| DIRECTIVE |
Transcribe the material in full. Nothing should differ except that the pictures are left out.

| RECORDS FOR PROCESSING |
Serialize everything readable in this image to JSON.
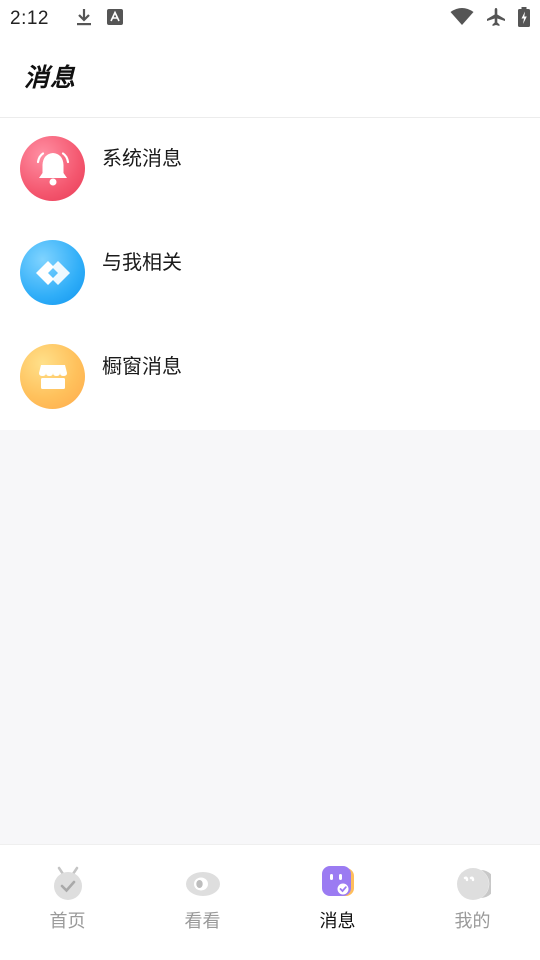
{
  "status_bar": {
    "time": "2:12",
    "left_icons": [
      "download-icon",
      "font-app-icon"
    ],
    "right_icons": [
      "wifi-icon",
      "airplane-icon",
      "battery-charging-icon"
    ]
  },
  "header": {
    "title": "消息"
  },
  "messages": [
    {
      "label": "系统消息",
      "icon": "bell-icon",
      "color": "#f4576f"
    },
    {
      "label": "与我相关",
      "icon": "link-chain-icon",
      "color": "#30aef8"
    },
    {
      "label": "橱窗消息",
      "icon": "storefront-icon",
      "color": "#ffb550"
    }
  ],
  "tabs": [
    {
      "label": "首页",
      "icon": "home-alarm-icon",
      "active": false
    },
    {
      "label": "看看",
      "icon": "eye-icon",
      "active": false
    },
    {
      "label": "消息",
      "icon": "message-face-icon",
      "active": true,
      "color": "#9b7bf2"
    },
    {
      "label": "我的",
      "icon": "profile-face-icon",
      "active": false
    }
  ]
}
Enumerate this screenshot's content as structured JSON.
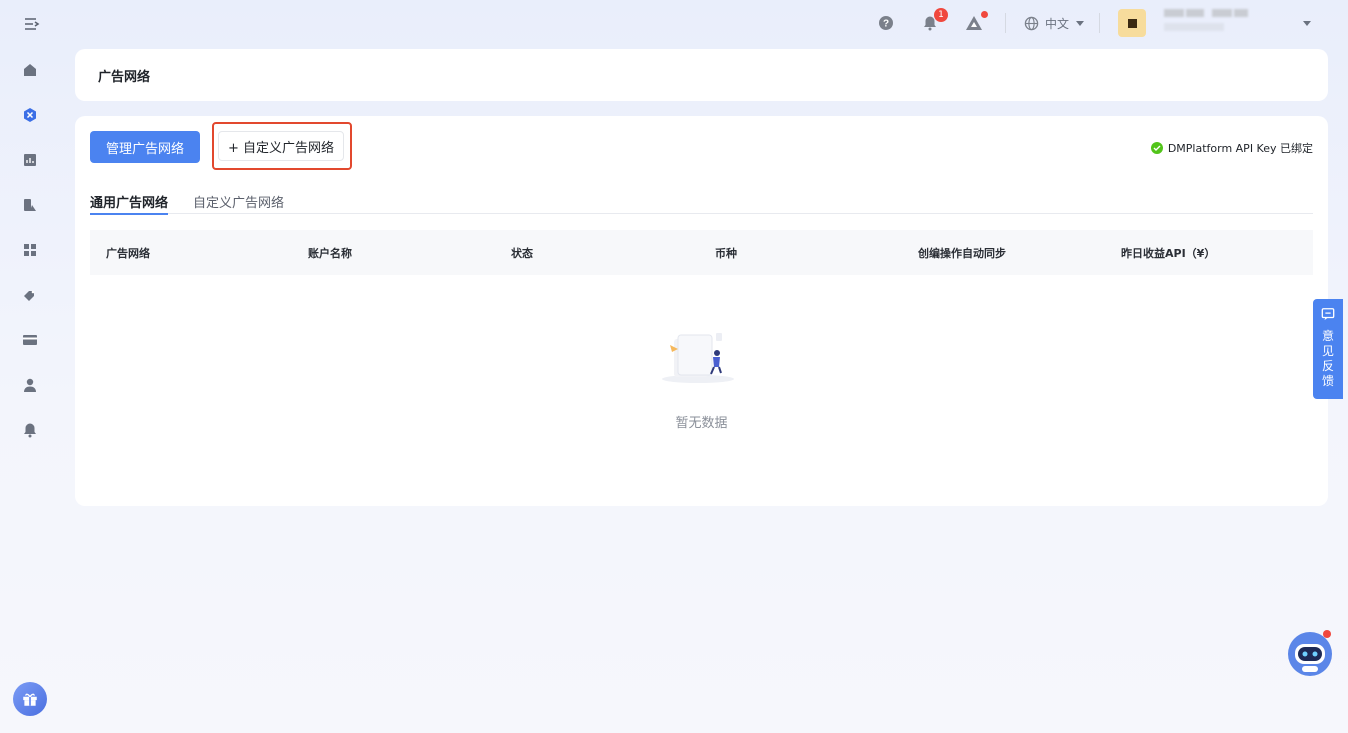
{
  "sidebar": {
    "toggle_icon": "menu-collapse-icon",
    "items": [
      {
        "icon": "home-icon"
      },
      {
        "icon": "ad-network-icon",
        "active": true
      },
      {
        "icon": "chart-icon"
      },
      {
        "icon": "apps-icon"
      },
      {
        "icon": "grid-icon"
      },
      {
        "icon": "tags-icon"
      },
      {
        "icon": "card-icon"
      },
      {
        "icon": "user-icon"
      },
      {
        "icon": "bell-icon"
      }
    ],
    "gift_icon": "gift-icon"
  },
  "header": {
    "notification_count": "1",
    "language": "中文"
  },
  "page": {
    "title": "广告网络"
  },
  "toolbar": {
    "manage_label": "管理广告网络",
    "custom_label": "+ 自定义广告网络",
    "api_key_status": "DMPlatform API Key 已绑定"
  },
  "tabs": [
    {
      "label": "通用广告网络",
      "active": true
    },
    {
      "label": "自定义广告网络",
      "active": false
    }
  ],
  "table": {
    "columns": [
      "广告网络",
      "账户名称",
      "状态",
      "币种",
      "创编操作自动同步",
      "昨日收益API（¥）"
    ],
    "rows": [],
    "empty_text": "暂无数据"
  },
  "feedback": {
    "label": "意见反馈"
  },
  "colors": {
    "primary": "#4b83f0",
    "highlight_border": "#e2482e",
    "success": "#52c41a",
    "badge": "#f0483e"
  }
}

| TASK RESULT |
Serialize everything readable in this image to JSON.
{
  "status_bar": {
    "time": "2:12",
    "left_icons": [
      "download-icon",
      "font-app-icon"
    ],
    "right_icons": [
      "wifi-icon",
      "airplane-icon",
      "battery-charging-icon"
    ]
  },
  "header": {
    "title": "消息"
  },
  "messages": [
    {
      "label": "系统消息",
      "icon": "bell-icon",
      "color": "#f4576f"
    },
    {
      "label": "与我相关",
      "icon": "link-chain-icon",
      "color": "#30aef8"
    },
    {
      "label": "橱窗消息",
      "icon": "storefront-icon",
      "color": "#ffb550"
    }
  ],
  "tabs": [
    {
      "label": "首页",
      "icon": "home-alarm-icon",
      "active": false
    },
    {
      "label": "看看",
      "icon": "eye-icon",
      "active": false
    },
    {
      "label": "消息",
      "icon": "message-face-icon",
      "active": true,
      "color": "#9b7bf2"
    },
    {
      "label": "我的",
      "icon": "profile-face-icon",
      "active": false
    }
  ]
}
Enumerate this screenshot's content as structured JSON.
{
  "sidebar": {
    "toggle_icon": "menu-collapse-icon",
    "items": [
      {
        "icon": "home-icon"
      },
      {
        "icon": "ad-network-icon",
        "active": true
      },
      {
        "icon": "chart-icon"
      },
      {
        "icon": "apps-icon"
      },
      {
        "icon": "grid-icon"
      },
      {
        "icon": "tags-icon"
      },
      {
        "icon": "card-icon"
      },
      {
        "icon": "user-icon"
      },
      {
        "icon": "bell-icon"
      }
    ],
    "gift_icon": "gift-icon"
  },
  "header": {
    "notification_count": "1",
    "language": "中文"
  },
  "page": {
    "title": "广告网络"
  },
  "toolbar": {
    "manage_label": "管理广告网络",
    "custom_label": "+ 自定义广告网络",
    "api_key_status": "DMPlatform API Key 已绑定"
  },
  "tabs": [
    {
      "label": "通用广告网络",
      "active": true
    },
    {
      "label": "自定义广告网络",
      "active": false
    }
  ],
  "table": {
    "columns": [
      "广告网络",
      "账户名称",
      "状态",
      "币种",
      "创编操作自动同步",
      "昨日收益API（¥）"
    ],
    "rows": [],
    "empty_text": "暂无数据"
  },
  "feedback": {
    "label": "意见反馈"
  },
  "colors": {
    "primary": "#4b83f0",
    "highlight_border": "#e2482e",
    "success": "#52c41a",
    "badge": "#f0483e"
  }
}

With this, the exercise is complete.